┌────────
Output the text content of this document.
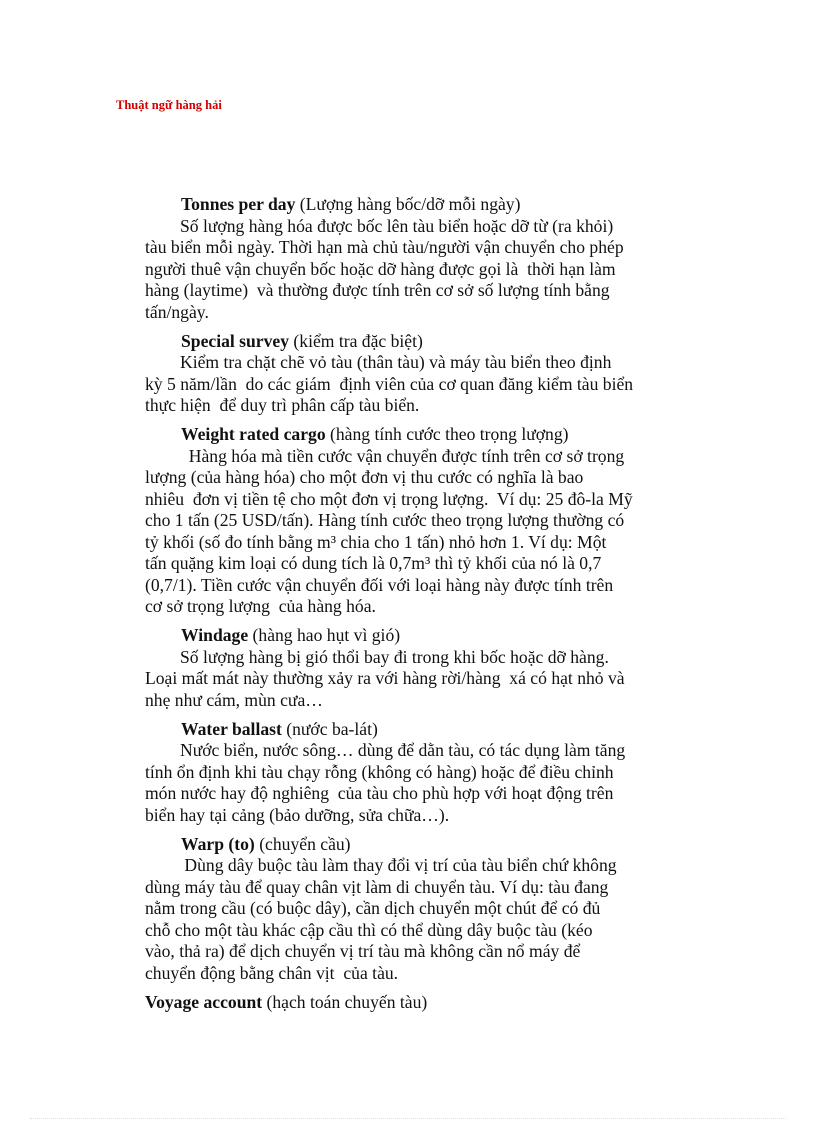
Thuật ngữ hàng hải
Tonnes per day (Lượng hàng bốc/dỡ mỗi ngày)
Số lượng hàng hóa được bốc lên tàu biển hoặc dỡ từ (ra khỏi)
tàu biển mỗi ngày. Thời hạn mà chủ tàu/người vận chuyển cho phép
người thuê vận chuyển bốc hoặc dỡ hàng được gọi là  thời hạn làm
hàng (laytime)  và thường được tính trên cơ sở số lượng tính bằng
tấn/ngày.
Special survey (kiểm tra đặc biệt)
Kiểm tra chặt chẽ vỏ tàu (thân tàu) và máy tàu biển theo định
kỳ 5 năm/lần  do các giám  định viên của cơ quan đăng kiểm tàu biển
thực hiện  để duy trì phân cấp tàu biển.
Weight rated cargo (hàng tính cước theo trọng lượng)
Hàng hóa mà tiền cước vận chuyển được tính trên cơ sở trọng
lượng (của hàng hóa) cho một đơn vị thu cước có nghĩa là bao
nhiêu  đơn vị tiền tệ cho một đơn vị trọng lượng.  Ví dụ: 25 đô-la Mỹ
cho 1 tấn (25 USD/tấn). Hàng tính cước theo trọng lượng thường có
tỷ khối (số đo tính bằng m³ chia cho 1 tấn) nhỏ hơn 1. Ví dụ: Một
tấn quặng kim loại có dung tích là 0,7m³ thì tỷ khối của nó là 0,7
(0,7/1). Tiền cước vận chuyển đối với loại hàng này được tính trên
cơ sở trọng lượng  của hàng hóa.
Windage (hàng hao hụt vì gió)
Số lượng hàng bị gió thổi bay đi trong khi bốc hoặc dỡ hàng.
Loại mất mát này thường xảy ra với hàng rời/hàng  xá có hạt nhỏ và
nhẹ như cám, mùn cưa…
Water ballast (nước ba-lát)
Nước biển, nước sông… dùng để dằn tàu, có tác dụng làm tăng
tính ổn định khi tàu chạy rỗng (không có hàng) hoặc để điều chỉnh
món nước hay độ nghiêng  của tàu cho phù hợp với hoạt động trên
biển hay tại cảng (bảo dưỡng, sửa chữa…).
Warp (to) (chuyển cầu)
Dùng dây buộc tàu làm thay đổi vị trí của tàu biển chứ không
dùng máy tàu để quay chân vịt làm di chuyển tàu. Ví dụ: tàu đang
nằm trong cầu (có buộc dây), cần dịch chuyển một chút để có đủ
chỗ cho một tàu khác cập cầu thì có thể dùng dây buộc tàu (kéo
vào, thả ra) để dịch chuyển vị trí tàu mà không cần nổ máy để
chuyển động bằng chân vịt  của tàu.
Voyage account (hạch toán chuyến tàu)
└────────
§ Aim
Pick out every line of the listing containing the word "động", and show those lines.

§ Written response
món nước hay độ nghiêng  của tàu cho phù hợp với hoạt động trên
chuyển động bằng chân vịt  của tàu.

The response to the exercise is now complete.